Exercise directions: Everything from the line containing "Read out every word on this page." down to the last line of the entries below must be transcribed exactly, and nothing else.
--- START Source data ---
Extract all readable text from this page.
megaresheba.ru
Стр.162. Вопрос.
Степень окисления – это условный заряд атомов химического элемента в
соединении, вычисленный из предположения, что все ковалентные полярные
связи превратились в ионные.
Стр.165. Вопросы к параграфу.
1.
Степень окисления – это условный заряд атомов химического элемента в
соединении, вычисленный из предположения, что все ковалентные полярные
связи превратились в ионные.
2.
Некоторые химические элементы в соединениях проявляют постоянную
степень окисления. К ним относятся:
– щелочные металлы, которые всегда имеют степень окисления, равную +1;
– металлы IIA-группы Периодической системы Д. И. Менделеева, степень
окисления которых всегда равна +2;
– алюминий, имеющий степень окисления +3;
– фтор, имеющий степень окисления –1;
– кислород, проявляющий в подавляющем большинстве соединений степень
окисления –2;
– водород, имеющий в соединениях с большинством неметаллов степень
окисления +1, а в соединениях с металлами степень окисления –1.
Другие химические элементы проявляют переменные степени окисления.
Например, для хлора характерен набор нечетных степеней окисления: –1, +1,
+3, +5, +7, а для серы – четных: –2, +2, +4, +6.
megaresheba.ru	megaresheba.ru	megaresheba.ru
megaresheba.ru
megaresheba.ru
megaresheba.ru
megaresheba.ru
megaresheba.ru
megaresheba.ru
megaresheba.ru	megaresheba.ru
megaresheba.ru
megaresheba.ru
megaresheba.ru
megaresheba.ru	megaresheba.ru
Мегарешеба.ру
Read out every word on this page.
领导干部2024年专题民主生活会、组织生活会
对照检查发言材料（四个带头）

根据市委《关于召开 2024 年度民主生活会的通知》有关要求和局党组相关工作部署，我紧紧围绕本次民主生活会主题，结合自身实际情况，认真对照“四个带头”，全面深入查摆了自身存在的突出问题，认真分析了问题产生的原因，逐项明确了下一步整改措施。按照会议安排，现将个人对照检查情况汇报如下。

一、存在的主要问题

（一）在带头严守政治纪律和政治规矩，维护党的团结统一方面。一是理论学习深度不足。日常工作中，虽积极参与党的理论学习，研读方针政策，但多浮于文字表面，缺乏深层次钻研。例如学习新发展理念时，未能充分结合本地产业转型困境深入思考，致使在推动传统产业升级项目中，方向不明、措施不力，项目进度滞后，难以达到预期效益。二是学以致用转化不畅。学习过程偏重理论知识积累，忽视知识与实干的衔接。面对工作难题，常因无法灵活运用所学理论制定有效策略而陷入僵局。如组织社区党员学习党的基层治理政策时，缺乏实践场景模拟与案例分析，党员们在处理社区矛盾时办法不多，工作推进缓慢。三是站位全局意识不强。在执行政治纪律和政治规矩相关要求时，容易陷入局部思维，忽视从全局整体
--- END Source data ---
Full output:
Read out every word on this page.
领导干部2024年专题民主生活会、组织生活会
对照检查发言材料（四个带头）

根据市委《关于召开 2024 年度民主生活会的通知》有关要求和局党组相关工作部署，我紧紧围绕本次民主生活会主题，结合自身实际情况，认真对照“四个带头”，全面深入查摆了自身存在的突出问题，认真分析了问题产生的原因，逐项明确了下一步整改措施。按照会议安排，现将个人对照检查情况汇报如下。

一、存在的主要问题

（一）在带头严守政治纪律和政治规矩，维护党的团结统一方面。一是理论学习深度不足。日常工作中，虽积极参与党的理论学习，研读方针政策，但多浮于文字表面，缺乏深层次钻研。例如学习新发展理念时，未能充分结合本地产业转型困境深入思考，致使在推动传统产业升级项目中，方向不明、措施不力，项目进度滞后，难以达到预期效益。二是学以致用转化不畅。学习过程偏重理论知识积累，忽视知识与实干的衔接。面对工作难题，常因无法灵活运用所学理论制定有效策略而陷入僵局。如组织社区党员学习党的基层治理政策时，缺乏实践场景模拟与案例分析，党员们在处理社区矛盾时办法不多，工作推进缓慢。三是站位全局意识不强。在执行政治纪律和政治规矩相关要求时，容易陷入局部思维，忽视从全局整体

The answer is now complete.